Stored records

● ● ●

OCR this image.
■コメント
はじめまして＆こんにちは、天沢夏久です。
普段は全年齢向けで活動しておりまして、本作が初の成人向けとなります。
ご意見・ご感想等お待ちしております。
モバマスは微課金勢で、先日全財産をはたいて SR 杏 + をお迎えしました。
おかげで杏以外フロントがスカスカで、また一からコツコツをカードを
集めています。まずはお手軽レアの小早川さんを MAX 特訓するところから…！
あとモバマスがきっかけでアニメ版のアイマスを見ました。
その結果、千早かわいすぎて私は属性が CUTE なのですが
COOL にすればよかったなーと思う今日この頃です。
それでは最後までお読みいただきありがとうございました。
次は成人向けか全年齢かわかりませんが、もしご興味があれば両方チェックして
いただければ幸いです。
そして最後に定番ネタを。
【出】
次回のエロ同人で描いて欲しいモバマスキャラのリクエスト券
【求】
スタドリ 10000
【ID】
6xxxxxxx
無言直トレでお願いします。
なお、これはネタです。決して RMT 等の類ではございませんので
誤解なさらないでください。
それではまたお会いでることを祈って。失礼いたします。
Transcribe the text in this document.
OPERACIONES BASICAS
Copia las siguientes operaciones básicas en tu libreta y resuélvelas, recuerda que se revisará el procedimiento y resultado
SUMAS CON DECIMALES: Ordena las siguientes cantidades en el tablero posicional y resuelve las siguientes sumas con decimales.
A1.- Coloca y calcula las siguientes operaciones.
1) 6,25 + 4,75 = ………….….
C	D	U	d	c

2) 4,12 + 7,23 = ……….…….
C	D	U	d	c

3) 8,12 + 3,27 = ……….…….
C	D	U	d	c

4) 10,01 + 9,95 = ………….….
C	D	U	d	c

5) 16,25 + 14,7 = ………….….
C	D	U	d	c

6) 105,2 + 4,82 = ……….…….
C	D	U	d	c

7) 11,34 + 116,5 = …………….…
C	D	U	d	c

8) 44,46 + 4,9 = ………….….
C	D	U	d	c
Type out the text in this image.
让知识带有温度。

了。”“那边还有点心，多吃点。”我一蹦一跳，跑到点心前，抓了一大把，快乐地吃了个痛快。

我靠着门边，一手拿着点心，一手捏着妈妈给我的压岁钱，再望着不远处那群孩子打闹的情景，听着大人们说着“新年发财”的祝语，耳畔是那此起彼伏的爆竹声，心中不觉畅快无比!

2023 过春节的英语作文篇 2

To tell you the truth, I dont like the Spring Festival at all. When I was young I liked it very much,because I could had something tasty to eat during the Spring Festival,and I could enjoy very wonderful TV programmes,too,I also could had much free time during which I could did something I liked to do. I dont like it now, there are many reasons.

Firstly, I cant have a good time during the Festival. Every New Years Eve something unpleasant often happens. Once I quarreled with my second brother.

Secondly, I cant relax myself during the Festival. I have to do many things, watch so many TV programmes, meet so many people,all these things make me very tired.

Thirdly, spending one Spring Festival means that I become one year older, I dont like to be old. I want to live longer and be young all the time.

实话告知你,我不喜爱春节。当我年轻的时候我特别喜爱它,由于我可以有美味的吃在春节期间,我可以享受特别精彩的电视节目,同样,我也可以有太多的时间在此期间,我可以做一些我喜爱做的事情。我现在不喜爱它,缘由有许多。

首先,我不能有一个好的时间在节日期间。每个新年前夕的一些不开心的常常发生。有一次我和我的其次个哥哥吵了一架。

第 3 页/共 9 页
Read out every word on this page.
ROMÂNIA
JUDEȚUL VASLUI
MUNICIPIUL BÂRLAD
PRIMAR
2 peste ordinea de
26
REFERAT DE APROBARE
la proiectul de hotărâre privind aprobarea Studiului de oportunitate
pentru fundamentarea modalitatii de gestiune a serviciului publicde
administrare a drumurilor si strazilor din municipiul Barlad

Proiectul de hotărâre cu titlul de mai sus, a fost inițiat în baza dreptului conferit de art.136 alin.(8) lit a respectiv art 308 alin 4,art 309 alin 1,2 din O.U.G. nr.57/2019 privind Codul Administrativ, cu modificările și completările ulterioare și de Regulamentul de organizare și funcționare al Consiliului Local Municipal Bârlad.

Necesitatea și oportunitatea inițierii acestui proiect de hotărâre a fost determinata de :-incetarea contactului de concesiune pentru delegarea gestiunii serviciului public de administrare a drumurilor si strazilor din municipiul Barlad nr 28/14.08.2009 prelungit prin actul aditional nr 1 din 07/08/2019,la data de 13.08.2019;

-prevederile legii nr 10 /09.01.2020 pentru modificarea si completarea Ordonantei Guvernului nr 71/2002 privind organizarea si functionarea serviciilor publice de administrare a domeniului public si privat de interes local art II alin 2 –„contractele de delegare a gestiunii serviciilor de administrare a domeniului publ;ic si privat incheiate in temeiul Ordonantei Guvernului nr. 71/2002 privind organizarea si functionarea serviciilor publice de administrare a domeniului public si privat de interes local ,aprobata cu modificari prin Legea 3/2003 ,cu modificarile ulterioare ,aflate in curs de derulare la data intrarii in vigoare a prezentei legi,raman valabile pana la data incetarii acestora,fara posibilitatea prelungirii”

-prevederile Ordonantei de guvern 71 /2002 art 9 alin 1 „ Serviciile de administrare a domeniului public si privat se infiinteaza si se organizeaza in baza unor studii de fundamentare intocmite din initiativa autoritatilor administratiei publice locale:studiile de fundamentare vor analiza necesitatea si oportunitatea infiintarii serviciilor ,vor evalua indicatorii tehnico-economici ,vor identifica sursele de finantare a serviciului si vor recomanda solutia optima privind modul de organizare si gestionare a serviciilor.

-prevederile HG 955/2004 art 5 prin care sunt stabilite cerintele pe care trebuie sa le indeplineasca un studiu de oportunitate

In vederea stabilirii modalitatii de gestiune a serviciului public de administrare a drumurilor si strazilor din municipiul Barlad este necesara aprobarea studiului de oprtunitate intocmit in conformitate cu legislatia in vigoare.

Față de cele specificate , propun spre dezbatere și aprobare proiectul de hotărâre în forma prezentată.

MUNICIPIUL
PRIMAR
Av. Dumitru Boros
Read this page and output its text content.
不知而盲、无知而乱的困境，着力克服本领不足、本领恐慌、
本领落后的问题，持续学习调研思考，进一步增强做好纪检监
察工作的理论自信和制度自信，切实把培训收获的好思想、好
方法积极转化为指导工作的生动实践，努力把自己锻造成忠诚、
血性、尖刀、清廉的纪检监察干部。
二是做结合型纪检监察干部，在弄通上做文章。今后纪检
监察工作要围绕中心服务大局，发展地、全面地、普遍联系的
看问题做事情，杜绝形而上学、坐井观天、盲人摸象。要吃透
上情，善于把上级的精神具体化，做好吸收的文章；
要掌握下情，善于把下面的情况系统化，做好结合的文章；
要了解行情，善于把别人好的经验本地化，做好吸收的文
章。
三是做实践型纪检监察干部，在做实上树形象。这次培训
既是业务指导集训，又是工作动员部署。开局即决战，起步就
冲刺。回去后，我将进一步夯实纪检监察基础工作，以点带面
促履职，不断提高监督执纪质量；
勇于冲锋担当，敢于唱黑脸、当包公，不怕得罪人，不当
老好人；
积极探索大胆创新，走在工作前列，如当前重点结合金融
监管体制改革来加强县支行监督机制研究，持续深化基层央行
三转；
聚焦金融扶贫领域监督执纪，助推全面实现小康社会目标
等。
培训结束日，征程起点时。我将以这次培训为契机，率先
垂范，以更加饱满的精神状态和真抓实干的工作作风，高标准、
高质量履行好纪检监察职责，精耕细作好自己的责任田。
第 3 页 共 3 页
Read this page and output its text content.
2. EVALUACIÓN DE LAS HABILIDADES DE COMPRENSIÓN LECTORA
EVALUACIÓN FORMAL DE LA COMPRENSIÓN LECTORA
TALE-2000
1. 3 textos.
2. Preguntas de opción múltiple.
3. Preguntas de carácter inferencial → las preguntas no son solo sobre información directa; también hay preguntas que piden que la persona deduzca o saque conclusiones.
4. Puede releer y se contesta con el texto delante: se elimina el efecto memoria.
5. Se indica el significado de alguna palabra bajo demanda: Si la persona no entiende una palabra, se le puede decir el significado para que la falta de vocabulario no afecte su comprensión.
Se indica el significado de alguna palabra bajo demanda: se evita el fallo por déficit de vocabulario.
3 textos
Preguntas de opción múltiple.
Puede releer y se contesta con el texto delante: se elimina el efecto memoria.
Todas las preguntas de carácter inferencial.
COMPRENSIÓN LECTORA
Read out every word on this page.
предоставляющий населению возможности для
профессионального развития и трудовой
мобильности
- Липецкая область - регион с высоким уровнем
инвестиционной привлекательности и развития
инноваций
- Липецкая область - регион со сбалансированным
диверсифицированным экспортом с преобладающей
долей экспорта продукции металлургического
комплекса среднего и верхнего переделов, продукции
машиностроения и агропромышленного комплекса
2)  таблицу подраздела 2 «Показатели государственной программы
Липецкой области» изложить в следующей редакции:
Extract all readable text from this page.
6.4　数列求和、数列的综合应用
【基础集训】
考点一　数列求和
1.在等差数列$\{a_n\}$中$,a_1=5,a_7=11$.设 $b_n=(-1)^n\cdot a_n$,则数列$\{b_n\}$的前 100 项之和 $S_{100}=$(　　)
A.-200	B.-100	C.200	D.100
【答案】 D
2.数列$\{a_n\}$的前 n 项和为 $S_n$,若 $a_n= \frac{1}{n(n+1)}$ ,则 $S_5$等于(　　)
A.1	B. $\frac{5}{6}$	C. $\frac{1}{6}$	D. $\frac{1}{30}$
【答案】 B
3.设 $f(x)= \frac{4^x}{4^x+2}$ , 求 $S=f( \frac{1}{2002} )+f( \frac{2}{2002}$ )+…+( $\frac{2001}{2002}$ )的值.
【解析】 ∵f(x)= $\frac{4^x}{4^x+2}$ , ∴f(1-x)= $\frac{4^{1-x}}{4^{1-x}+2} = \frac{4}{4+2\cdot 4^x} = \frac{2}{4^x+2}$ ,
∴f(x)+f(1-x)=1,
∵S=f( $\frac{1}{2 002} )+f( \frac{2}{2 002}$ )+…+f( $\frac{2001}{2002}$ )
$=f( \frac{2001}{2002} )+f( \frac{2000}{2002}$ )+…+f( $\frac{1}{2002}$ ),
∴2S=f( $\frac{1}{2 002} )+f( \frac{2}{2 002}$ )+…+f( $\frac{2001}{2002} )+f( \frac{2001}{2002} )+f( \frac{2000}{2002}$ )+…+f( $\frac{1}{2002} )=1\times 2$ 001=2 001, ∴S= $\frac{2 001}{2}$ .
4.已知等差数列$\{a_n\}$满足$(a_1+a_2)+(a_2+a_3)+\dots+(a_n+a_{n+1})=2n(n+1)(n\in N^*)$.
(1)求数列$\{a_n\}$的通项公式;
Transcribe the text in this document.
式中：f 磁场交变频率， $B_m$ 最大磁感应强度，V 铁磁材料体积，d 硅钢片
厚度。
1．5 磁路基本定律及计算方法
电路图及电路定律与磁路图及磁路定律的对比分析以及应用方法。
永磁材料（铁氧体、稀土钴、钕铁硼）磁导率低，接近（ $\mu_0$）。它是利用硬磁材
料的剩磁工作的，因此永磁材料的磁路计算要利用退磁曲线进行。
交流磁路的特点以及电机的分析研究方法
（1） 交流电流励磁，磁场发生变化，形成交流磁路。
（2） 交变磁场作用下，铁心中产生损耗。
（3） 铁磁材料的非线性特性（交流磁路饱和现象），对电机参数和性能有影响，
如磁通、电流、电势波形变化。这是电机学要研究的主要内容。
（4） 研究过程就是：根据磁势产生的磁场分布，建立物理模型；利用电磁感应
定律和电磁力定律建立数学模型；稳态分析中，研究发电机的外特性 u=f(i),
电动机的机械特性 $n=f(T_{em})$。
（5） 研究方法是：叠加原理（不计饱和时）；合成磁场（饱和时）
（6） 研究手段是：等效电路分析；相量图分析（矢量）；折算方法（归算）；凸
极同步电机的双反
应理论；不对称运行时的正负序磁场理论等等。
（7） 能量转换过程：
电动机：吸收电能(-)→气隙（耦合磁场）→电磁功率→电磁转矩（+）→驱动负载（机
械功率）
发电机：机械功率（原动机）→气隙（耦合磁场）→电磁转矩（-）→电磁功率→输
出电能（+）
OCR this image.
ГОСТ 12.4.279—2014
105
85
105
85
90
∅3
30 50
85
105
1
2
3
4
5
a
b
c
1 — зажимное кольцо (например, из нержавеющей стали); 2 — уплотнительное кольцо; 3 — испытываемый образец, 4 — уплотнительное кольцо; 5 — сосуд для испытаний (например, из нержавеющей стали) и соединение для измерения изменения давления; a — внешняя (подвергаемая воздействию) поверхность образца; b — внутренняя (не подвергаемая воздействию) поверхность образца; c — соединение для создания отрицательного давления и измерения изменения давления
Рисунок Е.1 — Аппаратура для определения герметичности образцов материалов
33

● ● ●

> _What is asked_: What is the number of lines in these records that contain "LECTORA"? Reply with the number only.

> _Solution for this problem_: 3